ENTRIES

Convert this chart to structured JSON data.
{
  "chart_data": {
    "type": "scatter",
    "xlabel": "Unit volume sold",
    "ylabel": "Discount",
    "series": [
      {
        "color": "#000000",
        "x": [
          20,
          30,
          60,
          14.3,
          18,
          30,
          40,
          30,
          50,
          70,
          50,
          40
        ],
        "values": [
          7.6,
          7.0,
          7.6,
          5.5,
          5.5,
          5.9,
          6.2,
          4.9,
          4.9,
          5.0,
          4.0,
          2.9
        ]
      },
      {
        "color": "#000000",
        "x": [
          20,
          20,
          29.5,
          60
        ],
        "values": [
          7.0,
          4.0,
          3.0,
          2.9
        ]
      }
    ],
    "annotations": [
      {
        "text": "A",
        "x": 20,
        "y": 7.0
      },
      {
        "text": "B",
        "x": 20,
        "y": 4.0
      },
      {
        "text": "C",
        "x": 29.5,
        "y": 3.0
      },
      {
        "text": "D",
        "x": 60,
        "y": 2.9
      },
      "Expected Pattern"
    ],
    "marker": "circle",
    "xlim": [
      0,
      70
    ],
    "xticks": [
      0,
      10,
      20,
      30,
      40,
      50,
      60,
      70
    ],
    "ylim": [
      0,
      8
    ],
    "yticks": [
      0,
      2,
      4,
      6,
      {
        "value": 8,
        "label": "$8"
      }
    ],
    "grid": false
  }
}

WHAT THE TASK ASKS
The records above are to be repeated exactly, in their entirety.

SOLUTION TO THE EXERCISE
Convert this chart to structured JSON data.
{
  "chart_data": {
    "type": "scatter",
    "xlabel": "Unit volume sold",
    "ylabel": "Discount",
    "series": [
      {
        "color": "#000000",
        "x": [
          20,
          30,
          60,
          14.3,
          18,
          30,
          40,
          30,
          50,
          70,
          50,
          40
        ],
        "values": [
          7.6,
          7.0,
          7.6,
          5.5,
          5.5,
          5.9,
          6.2,
          4.9,
          4.9,
          5.0,
          4.0,
          2.9
        ]
      },
      {
        "color": "#000000",
        "x": [
          20,
          20,
          29.5,
          60
        ],
        "values": [
          7.0,
          4.0,
          3.0,
          2.9
        ]
      }
    ],
    "annotations": [
      {
        "text": "A",
        "x": 20,
        "y": 7.0
      },
      {
        "text": "B",
        "x": 20,
        "y": 4.0
      },
      {
        "text": "C",
        "x": 29.5,
        "y": 3.0
      },
      {
        "text": "D",
        "x": 60,
        "y": 2.9
      },
      "Expected Pattern"
    ],
    "marker": "circle",
    "xlim": [
      0,
      70
    ],
    "xticks": [
      0,
      10,
      20,
      30,
      40,
      50,
      60,
      70
    ],
    "ylim": [
      0,
      8
    ],
    "yticks": [
      0,
      2,
      4,
      6,
      {
        "value": 8,
        "label": "$8"
      }
    ],
    "grid": false
  }
}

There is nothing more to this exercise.